[A block of data]
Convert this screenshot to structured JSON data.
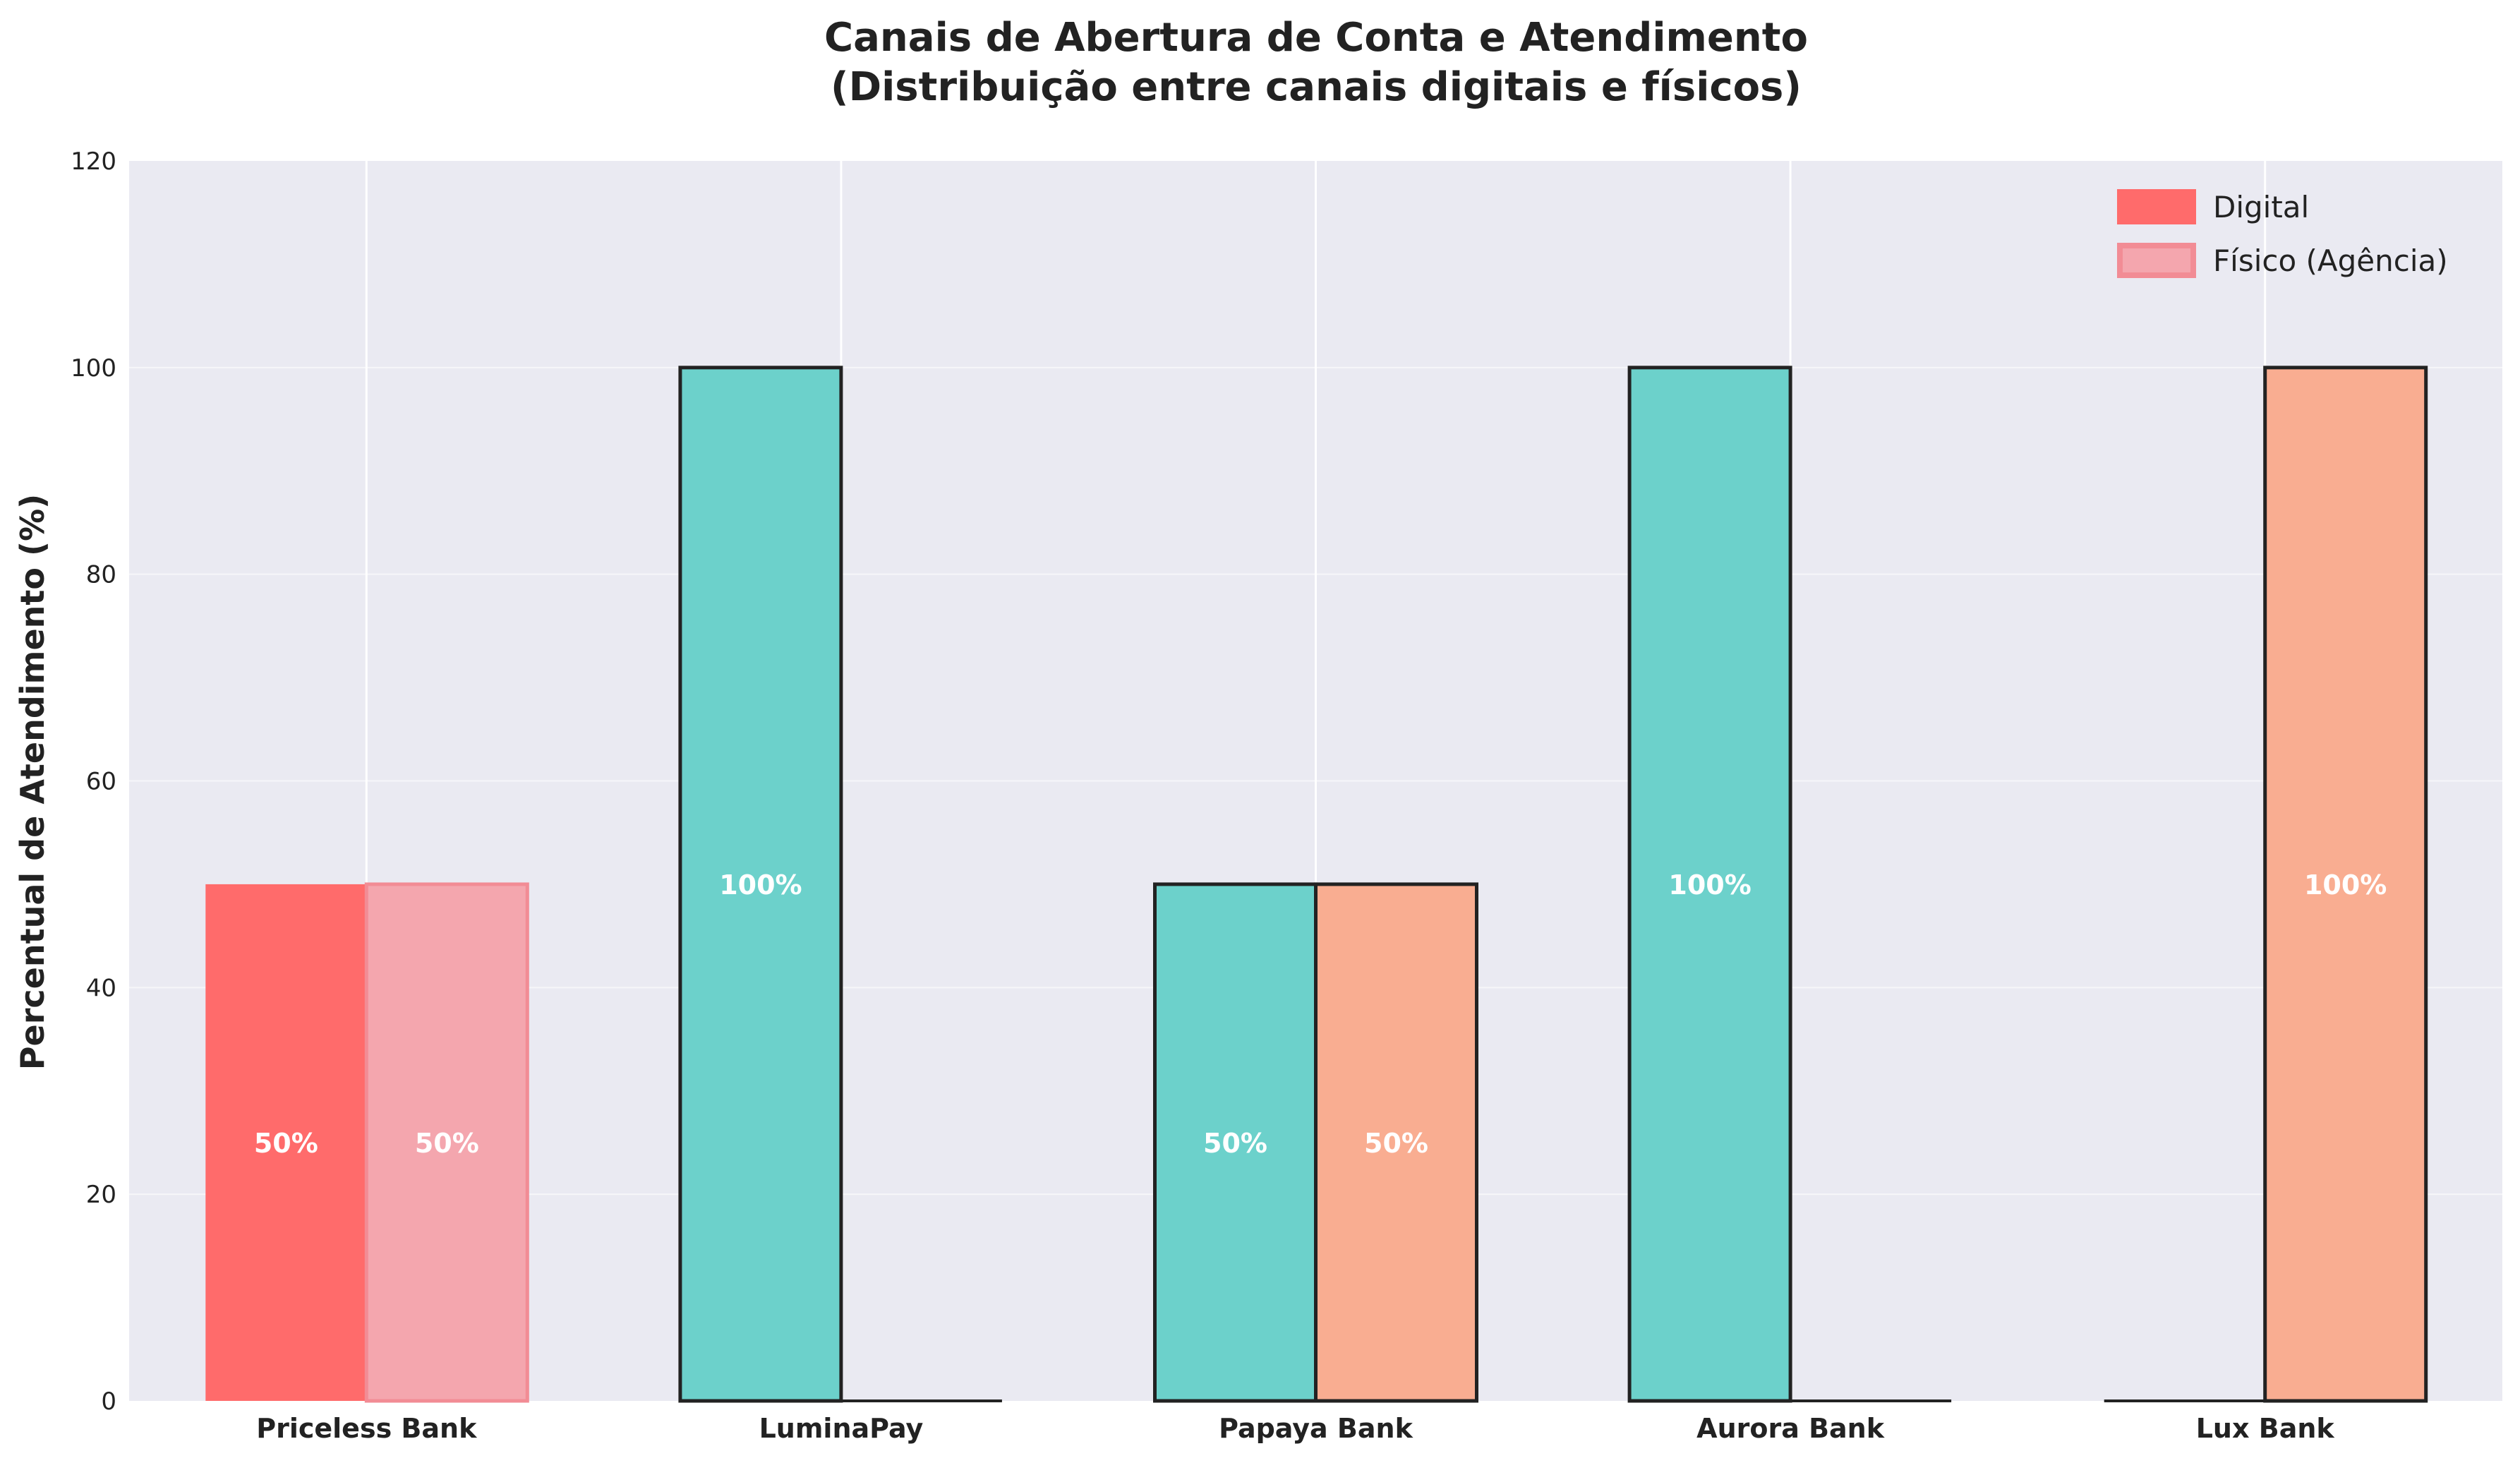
{
  "chart_data": {
    "type": "bar",
    "title_lines": [
      "Canais de Abertura de Conta e Atendimento",
      "(Distribuição entre canais digitais e físicos)"
    ],
    "xlabel": "",
    "ylabel": "Percentual de Atendimento (%)",
    "ylim": [
      0,
      120
    ],
    "yticks": [
      "0",
      "20",
      "40",
      "60",
      "80",
      "100",
      "120"
    ],
    "categories": [
      "Priceless Bank",
      "LuminaPay",
      "Papaya Bank",
      "Aurora Bank",
      "Lux Bank"
    ],
    "series": [
      {
        "name": "Digital",
        "values": [
          50,
          100,
          50,
          100,
          0
        ],
        "value_labels": [
          "50%",
          "100%",
          "50%",
          "100%",
          ""
        ]
      },
      {
        "name": "Físico (Agência)",
        "values": [
          50,
          0,
          50,
          0,
          100
        ],
        "value_labels": [
          "50%",
          "",
          "50%",
          "",
          "100%"
        ]
      }
    ],
    "bar_colors": {
      "priceless_digital": "#FF6B6B",
      "priceless_fisico": "#F4A6AE",
      "digital": "#6CD1CB",
      "fisico": "#F9AD91",
      "edge": "#222222",
      "background": "#EAEAF2",
      "grid": "#FFFFFF"
    },
    "legend": {
      "position": "top-right",
      "items": [
        "Digital",
        "Físico (Agência)"
      ]
    },
    "grid": true
  }
}
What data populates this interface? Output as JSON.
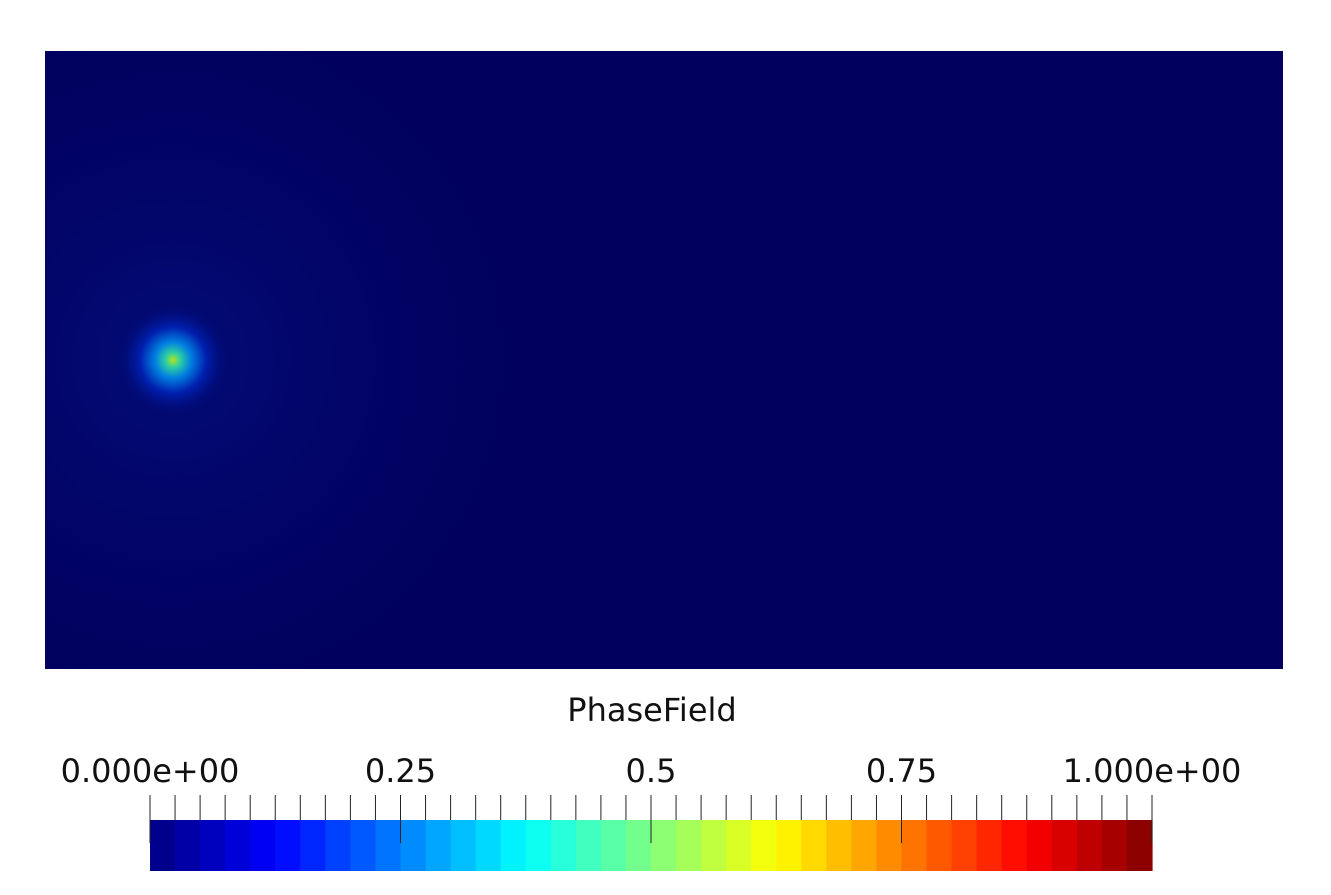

STATED PROBLEM: Transcribe all the data word for word; the images stay out.

RIGHT ANSWER:
Convert this screenshot to structured JSON data.
{
  "chart_data": {
    "type": "bar",
    "title_lines": [
      "Canais de Abertura de Conta e Atendimento",
      "(Distribuição entre canais digitais e físicos)"
    ],
    "xlabel": "",
    "ylabel": "Percentual de Atendimento (%)",
    "ylim": [
      0,
      120
    ],
    "yticks": [
      "0",
      "20",
      "40",
      "60",
      "80",
      "100",
      "120"
    ],
    "categories": [
      "Priceless Bank",
      "LuminaPay",
      "Papaya Bank",
      "Aurora Bank",
      "Lux Bank"
    ],
    "series": [
      {
        "name": "Digital",
        "values": [
          50,
          100,
          50,
          100,
          0
        ],
        "value_labels": [
          "50%",
          "100%",
          "50%",
          "100%",
          ""
        ]
      },
      {
        "name": "Físico (Agência)",
        "values": [
          50,
          0,
          50,
          0,
          100
        ],
        "value_labels": [
          "50%",
          "",
          "50%",
          "",
          "100%"
        ]
      }
    ],
    "bar_colors": {
      "priceless_digital": "#FF6B6B",
      "priceless_fisico": "#F4A6AE",
      "digital": "#6CD1CB",
      "fisico": "#F9AD91",
      "edge": "#222222",
      "background": "#EAEAF2",
      "grid": "#FFFFFF"
    },
    "legend": {
      "position": "top-right",
      "items": [
        "Digital",
        "Físico (Agência)"
      ]
    },
    "grid": true
  }
}
What data populates this interface? Output as JSON.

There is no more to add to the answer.